## WHAT TO DO
Without the images, output each record below as it stands.

## DATA SECTION
BEGIN

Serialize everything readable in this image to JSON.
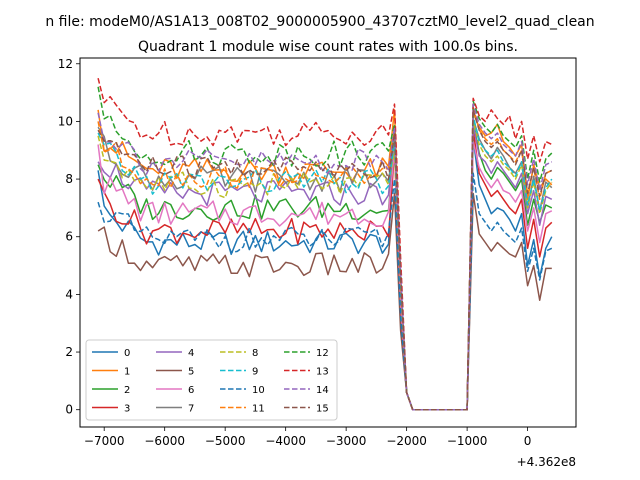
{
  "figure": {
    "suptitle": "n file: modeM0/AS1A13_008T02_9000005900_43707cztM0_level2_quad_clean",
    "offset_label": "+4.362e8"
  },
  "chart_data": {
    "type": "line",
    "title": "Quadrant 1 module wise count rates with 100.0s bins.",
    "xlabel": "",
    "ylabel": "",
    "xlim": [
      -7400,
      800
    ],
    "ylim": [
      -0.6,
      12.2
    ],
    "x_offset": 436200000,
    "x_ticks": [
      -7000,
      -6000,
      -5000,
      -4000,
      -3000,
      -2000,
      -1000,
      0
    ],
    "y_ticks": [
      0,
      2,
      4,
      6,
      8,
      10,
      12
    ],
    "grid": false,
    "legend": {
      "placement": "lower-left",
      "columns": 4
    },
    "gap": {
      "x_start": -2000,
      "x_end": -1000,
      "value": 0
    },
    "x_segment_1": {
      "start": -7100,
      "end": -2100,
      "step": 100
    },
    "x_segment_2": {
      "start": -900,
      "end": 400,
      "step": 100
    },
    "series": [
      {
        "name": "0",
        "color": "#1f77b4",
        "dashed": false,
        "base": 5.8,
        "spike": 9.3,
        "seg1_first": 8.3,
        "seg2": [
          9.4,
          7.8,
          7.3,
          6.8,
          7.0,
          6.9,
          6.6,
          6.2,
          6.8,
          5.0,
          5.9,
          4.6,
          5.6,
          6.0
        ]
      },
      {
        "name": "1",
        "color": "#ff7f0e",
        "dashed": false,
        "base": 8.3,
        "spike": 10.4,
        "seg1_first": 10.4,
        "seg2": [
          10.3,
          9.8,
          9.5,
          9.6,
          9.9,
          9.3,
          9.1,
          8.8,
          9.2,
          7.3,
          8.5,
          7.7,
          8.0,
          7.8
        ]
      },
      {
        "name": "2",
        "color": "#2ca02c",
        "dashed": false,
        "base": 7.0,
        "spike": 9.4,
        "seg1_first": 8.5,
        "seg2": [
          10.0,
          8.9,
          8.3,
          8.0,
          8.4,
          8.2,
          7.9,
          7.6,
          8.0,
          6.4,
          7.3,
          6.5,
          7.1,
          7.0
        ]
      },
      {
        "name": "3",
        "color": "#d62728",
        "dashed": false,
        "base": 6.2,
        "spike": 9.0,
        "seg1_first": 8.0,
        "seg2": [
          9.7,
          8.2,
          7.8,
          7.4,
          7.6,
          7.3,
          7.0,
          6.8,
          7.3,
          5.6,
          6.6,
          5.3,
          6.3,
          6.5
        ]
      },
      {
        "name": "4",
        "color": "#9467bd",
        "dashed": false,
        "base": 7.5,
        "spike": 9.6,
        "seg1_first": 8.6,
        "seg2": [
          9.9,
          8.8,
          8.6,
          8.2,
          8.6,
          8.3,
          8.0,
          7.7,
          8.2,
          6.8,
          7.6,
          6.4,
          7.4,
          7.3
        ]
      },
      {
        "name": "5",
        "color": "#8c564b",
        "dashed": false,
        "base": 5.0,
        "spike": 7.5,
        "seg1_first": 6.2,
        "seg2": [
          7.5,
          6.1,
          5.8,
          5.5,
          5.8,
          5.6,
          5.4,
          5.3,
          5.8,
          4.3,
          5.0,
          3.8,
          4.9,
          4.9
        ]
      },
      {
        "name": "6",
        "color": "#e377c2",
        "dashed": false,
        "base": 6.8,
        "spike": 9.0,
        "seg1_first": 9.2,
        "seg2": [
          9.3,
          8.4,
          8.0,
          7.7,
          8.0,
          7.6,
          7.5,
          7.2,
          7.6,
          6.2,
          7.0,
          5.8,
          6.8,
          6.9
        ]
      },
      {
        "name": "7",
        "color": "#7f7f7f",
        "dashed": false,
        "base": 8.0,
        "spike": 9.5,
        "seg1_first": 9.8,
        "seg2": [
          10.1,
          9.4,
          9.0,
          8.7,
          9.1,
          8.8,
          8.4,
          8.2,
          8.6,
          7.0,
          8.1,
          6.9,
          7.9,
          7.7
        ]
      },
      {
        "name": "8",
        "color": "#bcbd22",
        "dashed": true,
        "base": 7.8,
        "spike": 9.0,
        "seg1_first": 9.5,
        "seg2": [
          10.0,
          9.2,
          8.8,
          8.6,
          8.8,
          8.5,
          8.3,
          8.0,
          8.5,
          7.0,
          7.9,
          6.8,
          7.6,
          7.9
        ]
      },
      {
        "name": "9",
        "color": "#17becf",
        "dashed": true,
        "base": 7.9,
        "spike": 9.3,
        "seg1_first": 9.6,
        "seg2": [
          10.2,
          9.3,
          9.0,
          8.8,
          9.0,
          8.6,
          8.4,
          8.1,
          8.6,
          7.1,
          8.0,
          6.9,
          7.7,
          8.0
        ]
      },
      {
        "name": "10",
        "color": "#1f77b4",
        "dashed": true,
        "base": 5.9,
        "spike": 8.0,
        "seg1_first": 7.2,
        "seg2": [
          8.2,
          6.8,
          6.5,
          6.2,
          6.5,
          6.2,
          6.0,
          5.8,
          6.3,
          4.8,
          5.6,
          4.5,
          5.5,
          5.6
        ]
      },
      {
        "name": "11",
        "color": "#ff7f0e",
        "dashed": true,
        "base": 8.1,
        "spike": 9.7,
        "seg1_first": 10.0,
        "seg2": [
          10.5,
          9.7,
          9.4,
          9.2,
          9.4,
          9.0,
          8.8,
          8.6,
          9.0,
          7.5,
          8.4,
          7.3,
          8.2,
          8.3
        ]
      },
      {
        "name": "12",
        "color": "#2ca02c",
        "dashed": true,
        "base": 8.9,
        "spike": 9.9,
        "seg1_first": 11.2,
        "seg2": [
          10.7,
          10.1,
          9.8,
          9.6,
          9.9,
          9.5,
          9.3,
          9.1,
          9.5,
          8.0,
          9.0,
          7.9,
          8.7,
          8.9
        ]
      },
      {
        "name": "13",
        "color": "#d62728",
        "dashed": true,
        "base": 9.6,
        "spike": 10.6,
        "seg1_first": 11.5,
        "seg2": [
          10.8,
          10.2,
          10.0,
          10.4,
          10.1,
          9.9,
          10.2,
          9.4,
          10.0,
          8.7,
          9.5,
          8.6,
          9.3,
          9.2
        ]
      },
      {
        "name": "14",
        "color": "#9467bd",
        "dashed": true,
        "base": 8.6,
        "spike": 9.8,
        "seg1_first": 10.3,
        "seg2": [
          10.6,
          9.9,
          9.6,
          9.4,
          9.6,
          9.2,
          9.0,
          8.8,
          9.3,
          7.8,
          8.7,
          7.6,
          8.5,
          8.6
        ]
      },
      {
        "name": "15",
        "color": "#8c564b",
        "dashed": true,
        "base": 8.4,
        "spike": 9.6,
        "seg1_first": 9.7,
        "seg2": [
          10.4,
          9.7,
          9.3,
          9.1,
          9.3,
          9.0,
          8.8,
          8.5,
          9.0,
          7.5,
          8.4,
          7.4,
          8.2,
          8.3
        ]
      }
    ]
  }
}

END

## SOLUTION TO THIS EXERCISE
Serialize everything readable in this image to JSON.
{
  "figure": {
    "suptitle": "n file: modeM0/AS1A13_008T02_9000005900_43707cztM0_level2_quad_clean",
    "offset_label": "+4.362e8"
  },
  "chart_data": {
    "type": "line",
    "title": "Quadrant 1 module wise count rates with 100.0s bins.",
    "xlabel": "",
    "ylabel": "",
    "xlim": [
      -7400,
      800
    ],
    "ylim": [
      -0.6,
      12.2
    ],
    "x_offset": 436200000,
    "x_ticks": [
      -7000,
      -6000,
      -5000,
      -4000,
      -3000,
      -2000,
      -1000,
      0
    ],
    "y_ticks": [
      0,
      2,
      4,
      6,
      8,
      10,
      12
    ],
    "grid": false,
    "legend": {
      "placement": "lower-left",
      "columns": 4
    },
    "gap": {
      "x_start": -2000,
      "x_end": -1000,
      "value": 0
    },
    "x_segment_1": {
      "start": -7100,
      "end": -2100,
      "step": 100
    },
    "x_segment_2": {
      "start": -900,
      "end": 400,
      "step": 100
    },
    "series": [
      {
        "name": "0",
        "color": "#1f77b4",
        "dashed": false,
        "base": 5.8,
        "spike": 9.3,
        "seg1_first": 8.3,
        "seg2": [
          9.4,
          7.8,
          7.3,
          6.8,
          7.0,
          6.9,
          6.6,
          6.2,
          6.8,
          5.0,
          5.9,
          4.6,
          5.6,
          6.0
        ]
      },
      {
        "name": "1",
        "color": "#ff7f0e",
        "dashed": false,
        "base": 8.3,
        "spike": 10.4,
        "seg1_first": 10.4,
        "seg2": [
          10.3,
          9.8,
          9.5,
          9.6,
          9.9,
          9.3,
          9.1,
          8.8,
          9.2,
          7.3,
          8.5,
          7.7,
          8.0,
          7.8
        ]
      },
      {
        "name": "2",
        "color": "#2ca02c",
        "dashed": false,
        "base": 7.0,
        "spike": 9.4,
        "seg1_first": 8.5,
        "seg2": [
          10.0,
          8.9,
          8.3,
          8.0,
          8.4,
          8.2,
          7.9,
          7.6,
          8.0,
          6.4,
          7.3,
          6.5,
          7.1,
          7.0
        ]
      },
      {
        "name": "3",
        "color": "#d62728",
        "dashed": false,
        "base": 6.2,
        "spike": 9.0,
        "seg1_first": 8.0,
        "seg2": [
          9.7,
          8.2,
          7.8,
          7.4,
          7.6,
          7.3,
          7.0,
          6.8,
          7.3,
          5.6,
          6.6,
          5.3,
          6.3,
          6.5
        ]
      },
      {
        "name": "4",
        "color": "#9467bd",
        "dashed": false,
        "base": 7.5,
        "spike": 9.6,
        "seg1_first": 8.6,
        "seg2": [
          9.9,
          8.8,
          8.6,
          8.2,
          8.6,
          8.3,
          8.0,
          7.7,
          8.2,
          6.8,
          7.6,
          6.4,
          7.4,
          7.3
        ]
      },
      {
        "name": "5",
        "color": "#8c564b",
        "dashed": false,
        "base": 5.0,
        "spike": 7.5,
        "seg1_first": 6.2,
        "seg2": [
          7.5,
          6.1,
          5.8,
          5.5,
          5.8,
          5.6,
          5.4,
          5.3,
          5.8,
          4.3,
          5.0,
          3.8,
          4.9,
          4.9
        ]
      },
      {
        "name": "6",
        "color": "#e377c2",
        "dashed": false,
        "base": 6.8,
        "spike": 9.0,
        "seg1_first": 9.2,
        "seg2": [
          9.3,
          8.4,
          8.0,
          7.7,
          8.0,
          7.6,
          7.5,
          7.2,
          7.6,
          6.2,
          7.0,
          5.8,
          6.8,
          6.9
        ]
      },
      {
        "name": "7",
        "color": "#7f7f7f",
        "dashed": false,
        "base": 8.0,
        "spike": 9.5,
        "seg1_first": 9.8,
        "seg2": [
          10.1,
          9.4,
          9.0,
          8.7,
          9.1,
          8.8,
          8.4,
          8.2,
          8.6,
          7.0,
          8.1,
          6.9,
          7.9,
          7.7
        ]
      },
      {
        "name": "8",
        "color": "#bcbd22",
        "dashed": true,
        "base": 7.8,
        "spike": 9.0,
        "seg1_first": 9.5,
        "seg2": [
          10.0,
          9.2,
          8.8,
          8.6,
          8.8,
          8.5,
          8.3,
          8.0,
          8.5,
          7.0,
          7.9,
          6.8,
          7.6,
          7.9
        ]
      },
      {
        "name": "9",
        "color": "#17becf",
        "dashed": true,
        "base": 7.9,
        "spike": 9.3,
        "seg1_first": 9.6,
        "seg2": [
          10.2,
          9.3,
          9.0,
          8.8,
          9.0,
          8.6,
          8.4,
          8.1,
          8.6,
          7.1,
          8.0,
          6.9,
          7.7,
          8.0
        ]
      },
      {
        "name": "10",
        "color": "#1f77b4",
        "dashed": true,
        "base": 5.9,
        "spike": 8.0,
        "seg1_first": 7.2,
        "seg2": [
          8.2,
          6.8,
          6.5,
          6.2,
          6.5,
          6.2,
          6.0,
          5.8,
          6.3,
          4.8,
          5.6,
          4.5,
          5.5,
          5.6
        ]
      },
      {
        "name": "11",
        "color": "#ff7f0e",
        "dashed": true,
        "base": 8.1,
        "spike": 9.7,
        "seg1_first": 10.0,
        "seg2": [
          10.5,
          9.7,
          9.4,
          9.2,
          9.4,
          9.0,
          8.8,
          8.6,
          9.0,
          7.5,
          8.4,
          7.3,
          8.2,
          8.3
        ]
      },
      {
        "name": "12",
        "color": "#2ca02c",
        "dashed": true,
        "base": 8.9,
        "spike": 9.9,
        "seg1_first": 11.2,
        "seg2": [
          10.7,
          10.1,
          9.8,
          9.6,
          9.9,
          9.5,
          9.3,
          9.1,
          9.5,
          8.0,
          9.0,
          7.9,
          8.7,
          8.9
        ]
      },
      {
        "name": "13",
        "color": "#d62728",
        "dashed": true,
        "base": 9.6,
        "spike": 10.6,
        "seg1_first": 11.5,
        "seg2": [
          10.8,
          10.2,
          10.0,
          10.4,
          10.1,
          9.9,
          10.2,
          9.4,
          10.0,
          8.7,
          9.5,
          8.6,
          9.3,
          9.2
        ]
      },
      {
        "name": "14",
        "color": "#9467bd",
        "dashed": true,
        "base": 8.6,
        "spike": 9.8,
        "seg1_first": 10.3,
        "seg2": [
          10.6,
          9.9,
          9.6,
          9.4,
          9.6,
          9.2,
          9.0,
          8.8,
          9.3,
          7.8,
          8.7,
          7.6,
          8.5,
          8.6
        ]
      },
      {
        "name": "15",
        "color": "#8c564b",
        "dashed": true,
        "base": 8.4,
        "spike": 9.6,
        "seg1_first": 9.7,
        "seg2": [
          10.4,
          9.7,
          9.3,
          9.1,
          9.3,
          9.0,
          8.8,
          8.5,
          9.0,
          7.5,
          8.4,
          7.4,
          8.2,
          8.3
        ]
      }
    ]
  }
}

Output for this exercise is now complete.